Task directions: Retype each line of the material exactly, please, skipping any picture in it.

Stored items:
::::

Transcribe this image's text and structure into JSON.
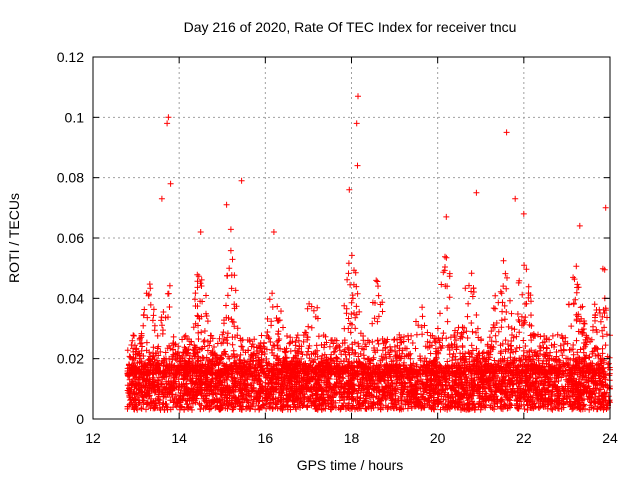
{
  "chart_data": {
    "type": "scatter",
    "title": "Day 216 of 2020, Rate Of TEC Index for receiver tncu",
    "xlabel": "GPS time / hours",
    "ylabel": "ROTI / TECUs",
    "xlim": [
      12,
      24
    ],
    "ylim": [
      0,
      0.12
    ],
    "xticks": [
      "12",
      "14",
      "16",
      "18",
      "20",
      "22",
      "24"
    ],
    "yticks": [
      "0",
      "0.02",
      "0.04",
      "0.06",
      "0.08",
      "0.1",
      "0.12"
    ],
    "grid": true,
    "marker": "+",
    "color": "#ff0000",
    "series": [
      {
        "name": "ROTI",
        "x_range": [
          12.8,
          24.0
        ],
        "baseline_range": [
          0.003,
          0.018
        ],
        "notable_points": [
          {
            "x": 13.72,
            "y": 0.098
          },
          {
            "x": 13.75,
            "y": 0.1
          },
          {
            "x": 13.8,
            "y": 0.078
          },
          {
            "x": 13.6,
            "y": 0.073
          },
          {
            "x": 15.45,
            "y": 0.079
          },
          {
            "x": 18.15,
            "y": 0.107
          },
          {
            "x": 18.12,
            "y": 0.098
          },
          {
            "x": 18.14,
            "y": 0.084
          },
          {
            "x": 17.95,
            "y": 0.076
          },
          {
            "x": 21.6,
            "y": 0.095
          },
          {
            "x": 20.9,
            "y": 0.075
          },
          {
            "x": 21.8,
            "y": 0.073
          },
          {
            "x": 23.9,
            "y": 0.07
          },
          {
            "x": 15.1,
            "y": 0.071
          },
          {
            "x": 16.2,
            "y": 0.062
          },
          {
            "x": 14.5,
            "y": 0.062
          },
          {
            "x": 23.3,
            "y": 0.064
          },
          {
            "x": 20.2,
            "y": 0.067
          },
          {
            "x": 22.0,
            "y": 0.068
          }
        ]
      }
    ]
  }
}
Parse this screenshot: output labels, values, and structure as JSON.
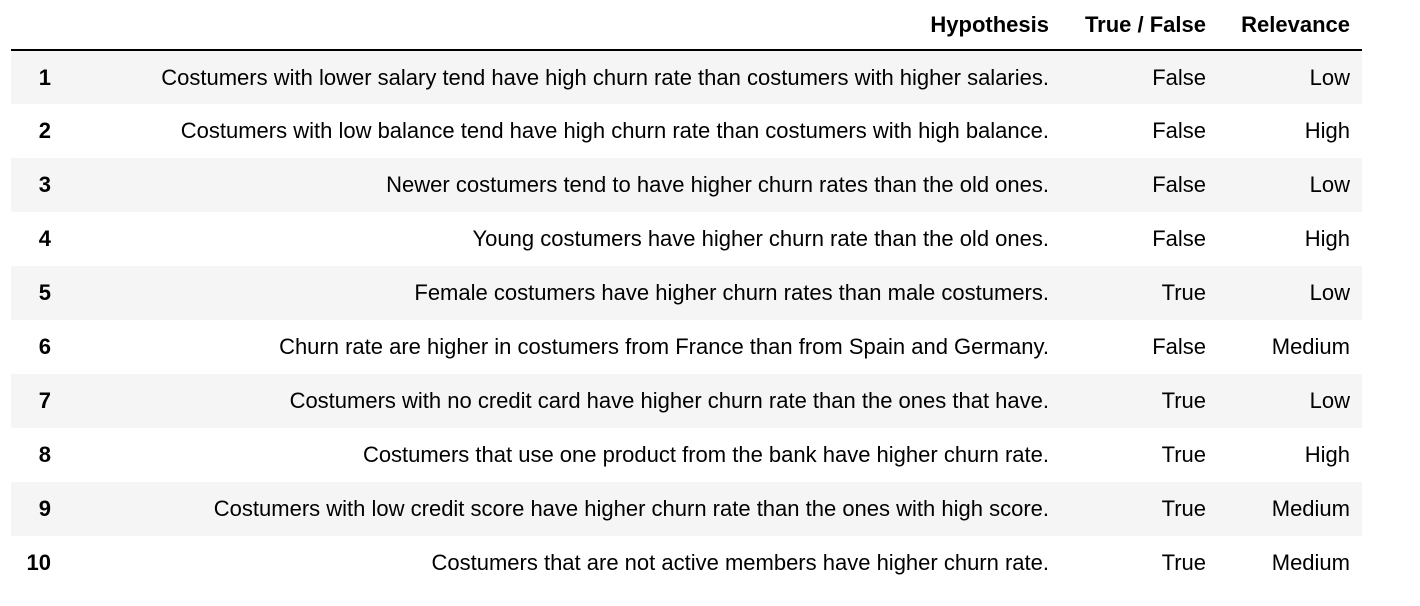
{
  "table": {
    "columns": [
      "",
      "Hypothesis",
      "True / False",
      "Relevance"
    ],
    "rows": [
      {
        "index": "1",
        "hypothesis": "Costumers with lower salary tend have high churn rate than costumers with higher salaries.",
        "true_false": "False",
        "relevance": "Low"
      },
      {
        "index": "2",
        "hypothesis": "Costumers with low balance tend have high churn rate than costumers with high balance.",
        "true_false": "False",
        "relevance": "High"
      },
      {
        "index": "3",
        "hypothesis": "Newer costumers tend to have higher churn rates than the old ones.",
        "true_false": "False",
        "relevance": "Low"
      },
      {
        "index": "4",
        "hypothesis": "Young costumers have higher churn rate than the old ones.",
        "true_false": "False",
        "relevance": "High"
      },
      {
        "index": "5",
        "hypothesis": "Female costumers have higher churn rates than male costumers.",
        "true_false": "True",
        "relevance": "Low"
      },
      {
        "index": "6",
        "hypothesis": "Churn rate are higher in costumers from France than from Spain and Germany.",
        "true_false": "False",
        "relevance": "Medium"
      },
      {
        "index": "7",
        "hypothesis": "Costumers with no credit card have higher churn rate than the ones that have.",
        "true_false": "True",
        "relevance": "Low"
      },
      {
        "index": "8",
        "hypothesis": "Costumers that use one product from the bank have higher churn rate.",
        "true_false": "True",
        "relevance": "High"
      },
      {
        "index": "9",
        "hypothesis": "Costumers with low credit score have higher churn rate than the ones with high score.",
        "true_false": "True",
        "relevance": "Medium"
      },
      {
        "index": "10",
        "hypothesis": "Costumers that are not active members have higher churn rate.",
        "true_false": "True",
        "relevance": "Medium"
      }
    ]
  },
  "colors": {
    "striped_row": "#f5f5f5",
    "header_rule": "#000000"
  }
}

::::

Output of the exercise:
Transcribe this image's text and structure into JSON.
{
  "chart_data": {
    "type": "scatter",
    "title": "Day 216 of 2020, Rate Of TEC Index for receiver tncu",
    "xlabel": "GPS time / hours",
    "ylabel": "ROTI / TECUs",
    "xlim": [
      12,
      24
    ],
    "ylim": [
      0,
      0.12
    ],
    "xticks": [
      "12",
      "14",
      "16",
      "18",
      "20",
      "22",
      "24"
    ],
    "yticks": [
      "0",
      "0.02",
      "0.04",
      "0.06",
      "0.08",
      "0.1",
      "0.12"
    ],
    "grid": true,
    "marker": "+",
    "color": "#ff0000",
    "series": [
      {
        "name": "ROTI",
        "x_range": [
          12.8,
          24.0
        ],
        "baseline_range": [
          0.003,
          0.018
        ],
        "notable_points": [
          {
            "x": 13.72,
            "y": 0.098
          },
          {
            "x": 13.75,
            "y": 0.1
          },
          {
            "x": 13.8,
            "y": 0.078
          },
          {
            "x": 13.6,
            "y": 0.073
          },
          {
            "x": 15.45,
            "y": 0.079
          },
          {
            "x": 18.15,
            "y": 0.107
          },
          {
            "x": 18.12,
            "y": 0.098
          },
          {
            "x": 18.14,
            "y": 0.084
          },
          {
            "x": 17.95,
            "y": 0.076
          },
          {
            "x": 21.6,
            "y": 0.095
          },
          {
            "x": 20.9,
            "y": 0.075
          },
          {
            "x": 21.8,
            "y": 0.073
          },
          {
            "x": 23.9,
            "y": 0.07
          },
          {
            "x": 15.1,
            "y": 0.071
          },
          {
            "x": 16.2,
            "y": 0.062
          },
          {
            "x": 14.5,
            "y": 0.062
          },
          {
            "x": 23.3,
            "y": 0.064
          },
          {
            "x": 20.2,
            "y": 0.067
          },
          {
            "x": 22.0,
            "y": 0.068
          }
        ]
      }
    ]
  }
}
Parse this screenshot: output labels, values, and structure as JSON.
{
  "table": {
    "columns": [
      "",
      "Hypothesis",
      "True / False",
      "Relevance"
    ],
    "rows": [
      {
        "index": "1",
        "hypothesis": "Costumers with lower salary tend have high churn rate than costumers with higher salaries.",
        "true_false": "False",
        "relevance": "Low"
      },
      {
        "index": "2",
        "hypothesis": "Costumers with low balance tend have high churn rate than costumers with high balance.",
        "true_false": "False",
        "relevance": "High"
      },
      {
        "index": "3",
        "hypothesis": "Newer costumers tend to have higher churn rates than the old ones.",
        "true_false": "False",
        "relevance": "Low"
      },
      {
        "index": "4",
        "hypothesis": "Young costumers have higher churn rate than the old ones.",
        "true_false": "False",
        "relevance": "High"
      },
      {
        "index": "5",
        "hypothesis": "Female costumers have higher churn rates than male costumers.",
        "true_false": "True",
        "relevance": "Low"
      },
      {
        "index": "6",
        "hypothesis": "Churn rate are higher in costumers from France than from Spain and Germany.",
        "true_false": "False",
        "relevance": "Medium"
      },
      {
        "index": "7",
        "hypothesis": "Costumers with no credit card have higher churn rate than the ones that have.",
        "true_false": "True",
        "relevance": "Low"
      },
      {
        "index": "8",
        "hypothesis": "Costumers that use one product from the bank have higher churn rate.",
        "true_false": "True",
        "relevance": "High"
      },
      {
        "index": "9",
        "hypothesis": "Costumers with low credit score have higher churn rate than the ones with high score.",
        "true_false": "True",
        "relevance": "Medium"
      },
      {
        "index": "10",
        "hypothesis": "Costumers that are not active members have higher churn rate.",
        "true_false": "True",
        "relevance": "Medium"
      }
    ]
  },
  "colors": {
    "striped_row": "#f5f5f5",
    "header_rule": "#000000"
  }
}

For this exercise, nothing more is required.